Excerpt from a dataset:
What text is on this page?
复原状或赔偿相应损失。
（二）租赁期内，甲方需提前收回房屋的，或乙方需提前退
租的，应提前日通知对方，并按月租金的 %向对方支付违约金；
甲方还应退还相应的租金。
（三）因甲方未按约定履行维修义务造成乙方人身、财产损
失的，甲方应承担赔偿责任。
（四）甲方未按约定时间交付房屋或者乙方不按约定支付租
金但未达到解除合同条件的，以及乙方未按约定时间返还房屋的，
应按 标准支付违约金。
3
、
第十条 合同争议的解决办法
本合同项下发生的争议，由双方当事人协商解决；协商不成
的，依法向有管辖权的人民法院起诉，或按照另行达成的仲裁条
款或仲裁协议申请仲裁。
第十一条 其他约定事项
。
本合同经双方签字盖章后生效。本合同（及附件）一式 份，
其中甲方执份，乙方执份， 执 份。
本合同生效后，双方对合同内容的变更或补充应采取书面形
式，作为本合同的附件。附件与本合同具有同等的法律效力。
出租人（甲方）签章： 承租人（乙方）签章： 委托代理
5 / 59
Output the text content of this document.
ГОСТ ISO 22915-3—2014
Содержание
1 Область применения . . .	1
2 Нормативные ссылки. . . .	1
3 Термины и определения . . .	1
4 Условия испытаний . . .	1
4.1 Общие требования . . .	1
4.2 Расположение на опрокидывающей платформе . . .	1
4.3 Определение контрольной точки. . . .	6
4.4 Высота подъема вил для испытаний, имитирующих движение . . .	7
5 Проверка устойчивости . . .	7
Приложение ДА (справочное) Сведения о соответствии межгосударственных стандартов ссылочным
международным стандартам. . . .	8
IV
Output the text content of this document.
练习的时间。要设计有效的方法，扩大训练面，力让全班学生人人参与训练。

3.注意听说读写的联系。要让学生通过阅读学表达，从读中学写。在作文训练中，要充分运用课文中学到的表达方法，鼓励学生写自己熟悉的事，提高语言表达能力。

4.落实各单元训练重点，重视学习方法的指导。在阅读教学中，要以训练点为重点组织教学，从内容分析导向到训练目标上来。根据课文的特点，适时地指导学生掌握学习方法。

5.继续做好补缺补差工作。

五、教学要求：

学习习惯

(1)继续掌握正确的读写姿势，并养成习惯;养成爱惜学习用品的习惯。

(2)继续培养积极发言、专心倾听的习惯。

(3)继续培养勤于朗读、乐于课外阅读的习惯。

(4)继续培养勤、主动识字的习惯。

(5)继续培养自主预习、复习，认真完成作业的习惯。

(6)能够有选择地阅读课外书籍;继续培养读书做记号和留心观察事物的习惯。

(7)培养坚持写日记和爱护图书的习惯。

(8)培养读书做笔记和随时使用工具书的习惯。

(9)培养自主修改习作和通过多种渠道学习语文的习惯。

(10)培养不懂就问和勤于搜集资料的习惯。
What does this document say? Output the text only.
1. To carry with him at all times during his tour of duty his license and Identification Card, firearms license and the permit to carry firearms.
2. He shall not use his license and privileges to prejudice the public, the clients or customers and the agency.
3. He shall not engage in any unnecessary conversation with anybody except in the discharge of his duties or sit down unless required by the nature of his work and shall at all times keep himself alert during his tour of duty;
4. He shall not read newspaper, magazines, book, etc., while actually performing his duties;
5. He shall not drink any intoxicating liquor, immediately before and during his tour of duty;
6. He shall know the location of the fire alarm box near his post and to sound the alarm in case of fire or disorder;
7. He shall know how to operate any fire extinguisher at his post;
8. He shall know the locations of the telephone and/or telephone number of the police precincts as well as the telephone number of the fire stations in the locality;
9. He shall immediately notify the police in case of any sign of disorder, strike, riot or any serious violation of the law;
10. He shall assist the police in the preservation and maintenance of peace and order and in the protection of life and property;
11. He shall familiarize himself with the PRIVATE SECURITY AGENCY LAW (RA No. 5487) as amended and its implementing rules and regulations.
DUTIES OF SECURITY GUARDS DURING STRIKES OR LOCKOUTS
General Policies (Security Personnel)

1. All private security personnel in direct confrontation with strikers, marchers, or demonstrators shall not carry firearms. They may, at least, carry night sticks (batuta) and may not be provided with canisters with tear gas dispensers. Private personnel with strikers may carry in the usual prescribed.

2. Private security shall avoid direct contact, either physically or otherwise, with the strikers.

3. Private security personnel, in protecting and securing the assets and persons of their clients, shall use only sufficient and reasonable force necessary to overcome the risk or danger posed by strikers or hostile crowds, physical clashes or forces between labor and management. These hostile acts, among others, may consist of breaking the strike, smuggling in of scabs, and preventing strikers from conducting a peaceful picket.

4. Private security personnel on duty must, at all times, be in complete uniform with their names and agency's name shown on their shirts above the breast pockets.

Job:
State how many lines of the entries above include the word "post", offering no text other than the number.

Response:
2